Supplied entries START

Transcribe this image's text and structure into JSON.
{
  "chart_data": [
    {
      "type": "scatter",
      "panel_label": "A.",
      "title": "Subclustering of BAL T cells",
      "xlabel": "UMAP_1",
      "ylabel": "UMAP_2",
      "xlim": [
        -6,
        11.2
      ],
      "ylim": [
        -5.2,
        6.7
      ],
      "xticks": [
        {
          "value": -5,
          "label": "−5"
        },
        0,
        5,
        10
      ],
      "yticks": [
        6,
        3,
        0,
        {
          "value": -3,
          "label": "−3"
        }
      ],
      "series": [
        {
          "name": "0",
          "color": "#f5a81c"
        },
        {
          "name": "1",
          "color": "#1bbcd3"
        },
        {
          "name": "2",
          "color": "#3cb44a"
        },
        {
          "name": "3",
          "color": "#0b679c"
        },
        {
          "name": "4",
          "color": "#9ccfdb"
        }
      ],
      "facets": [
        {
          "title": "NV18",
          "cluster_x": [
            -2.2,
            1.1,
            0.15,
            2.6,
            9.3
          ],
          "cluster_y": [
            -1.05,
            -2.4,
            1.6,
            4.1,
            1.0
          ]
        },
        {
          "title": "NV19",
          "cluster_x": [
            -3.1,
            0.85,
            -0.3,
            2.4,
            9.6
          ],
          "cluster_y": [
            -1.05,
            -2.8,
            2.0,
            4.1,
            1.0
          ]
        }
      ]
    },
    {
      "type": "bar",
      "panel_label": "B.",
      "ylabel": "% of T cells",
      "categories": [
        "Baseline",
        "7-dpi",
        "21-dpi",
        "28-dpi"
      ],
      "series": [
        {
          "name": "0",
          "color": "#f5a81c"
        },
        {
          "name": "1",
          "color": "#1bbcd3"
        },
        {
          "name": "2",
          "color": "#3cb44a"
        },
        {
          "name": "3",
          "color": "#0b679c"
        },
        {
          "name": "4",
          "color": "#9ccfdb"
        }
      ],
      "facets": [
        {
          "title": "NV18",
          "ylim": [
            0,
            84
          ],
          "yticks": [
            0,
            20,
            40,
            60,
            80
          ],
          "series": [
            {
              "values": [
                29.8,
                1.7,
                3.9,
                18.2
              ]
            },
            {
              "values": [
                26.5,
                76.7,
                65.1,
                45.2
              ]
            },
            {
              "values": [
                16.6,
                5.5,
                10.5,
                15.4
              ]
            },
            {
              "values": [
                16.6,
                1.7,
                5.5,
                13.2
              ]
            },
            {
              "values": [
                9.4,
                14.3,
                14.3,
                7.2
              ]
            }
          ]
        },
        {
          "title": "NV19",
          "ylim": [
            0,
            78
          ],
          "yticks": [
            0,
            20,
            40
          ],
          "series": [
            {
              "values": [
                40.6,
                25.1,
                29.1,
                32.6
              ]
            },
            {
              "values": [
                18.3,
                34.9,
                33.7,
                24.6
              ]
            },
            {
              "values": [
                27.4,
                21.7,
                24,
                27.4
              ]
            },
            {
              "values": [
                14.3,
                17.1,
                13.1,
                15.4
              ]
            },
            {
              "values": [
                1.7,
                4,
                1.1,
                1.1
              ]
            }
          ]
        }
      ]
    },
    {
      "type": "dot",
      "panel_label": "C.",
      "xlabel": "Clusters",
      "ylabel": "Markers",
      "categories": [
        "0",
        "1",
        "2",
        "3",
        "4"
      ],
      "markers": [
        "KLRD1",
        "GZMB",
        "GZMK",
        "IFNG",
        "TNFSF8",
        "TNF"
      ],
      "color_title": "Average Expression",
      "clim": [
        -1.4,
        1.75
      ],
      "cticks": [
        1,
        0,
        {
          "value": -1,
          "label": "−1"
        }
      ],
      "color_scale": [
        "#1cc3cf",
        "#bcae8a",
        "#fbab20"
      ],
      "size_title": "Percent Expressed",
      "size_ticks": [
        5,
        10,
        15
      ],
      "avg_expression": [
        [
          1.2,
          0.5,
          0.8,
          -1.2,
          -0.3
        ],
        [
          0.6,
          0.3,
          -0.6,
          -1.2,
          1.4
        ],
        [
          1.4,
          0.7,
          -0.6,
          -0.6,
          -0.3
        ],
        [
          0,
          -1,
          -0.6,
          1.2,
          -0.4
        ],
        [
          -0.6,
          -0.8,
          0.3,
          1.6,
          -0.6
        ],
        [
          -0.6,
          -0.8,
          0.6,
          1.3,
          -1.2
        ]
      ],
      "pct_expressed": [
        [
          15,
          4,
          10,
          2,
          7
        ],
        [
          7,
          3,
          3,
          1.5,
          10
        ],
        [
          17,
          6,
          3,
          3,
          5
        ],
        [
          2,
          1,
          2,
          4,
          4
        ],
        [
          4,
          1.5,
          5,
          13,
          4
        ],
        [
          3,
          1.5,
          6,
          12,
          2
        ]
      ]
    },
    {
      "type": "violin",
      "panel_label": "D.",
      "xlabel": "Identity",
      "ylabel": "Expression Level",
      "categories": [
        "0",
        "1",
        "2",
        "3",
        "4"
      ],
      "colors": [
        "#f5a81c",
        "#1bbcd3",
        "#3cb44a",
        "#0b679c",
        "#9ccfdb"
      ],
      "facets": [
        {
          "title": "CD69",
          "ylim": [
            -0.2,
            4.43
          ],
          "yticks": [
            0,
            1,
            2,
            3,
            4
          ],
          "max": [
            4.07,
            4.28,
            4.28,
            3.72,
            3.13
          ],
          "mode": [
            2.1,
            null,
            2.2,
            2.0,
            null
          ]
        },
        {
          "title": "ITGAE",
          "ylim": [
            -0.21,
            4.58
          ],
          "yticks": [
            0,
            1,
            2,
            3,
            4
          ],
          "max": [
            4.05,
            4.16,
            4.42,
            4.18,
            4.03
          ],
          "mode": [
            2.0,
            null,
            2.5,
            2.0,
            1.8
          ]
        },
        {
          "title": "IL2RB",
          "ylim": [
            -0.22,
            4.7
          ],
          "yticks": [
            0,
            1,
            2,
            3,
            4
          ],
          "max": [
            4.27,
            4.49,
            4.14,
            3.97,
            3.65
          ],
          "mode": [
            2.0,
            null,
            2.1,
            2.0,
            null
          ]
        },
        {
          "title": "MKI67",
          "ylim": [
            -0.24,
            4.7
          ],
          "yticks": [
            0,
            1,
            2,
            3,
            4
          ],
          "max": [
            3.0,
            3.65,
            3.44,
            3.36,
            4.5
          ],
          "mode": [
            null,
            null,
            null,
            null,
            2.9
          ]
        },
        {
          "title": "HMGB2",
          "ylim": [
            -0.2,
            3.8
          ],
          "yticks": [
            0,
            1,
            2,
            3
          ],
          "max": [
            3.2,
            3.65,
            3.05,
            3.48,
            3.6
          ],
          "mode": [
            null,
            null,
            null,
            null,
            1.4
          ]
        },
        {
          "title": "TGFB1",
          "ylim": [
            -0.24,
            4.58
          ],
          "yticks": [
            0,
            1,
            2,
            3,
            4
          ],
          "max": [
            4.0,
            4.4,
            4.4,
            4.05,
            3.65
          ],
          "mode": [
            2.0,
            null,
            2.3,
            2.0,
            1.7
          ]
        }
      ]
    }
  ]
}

Supplied entries END

_Assignment_. Show the lines above that include "xlabel".

_Result for this task_.
      "xlabel": "UMAP_1",
      "xlabel": "Clusters",
      "xlabel": "Identity",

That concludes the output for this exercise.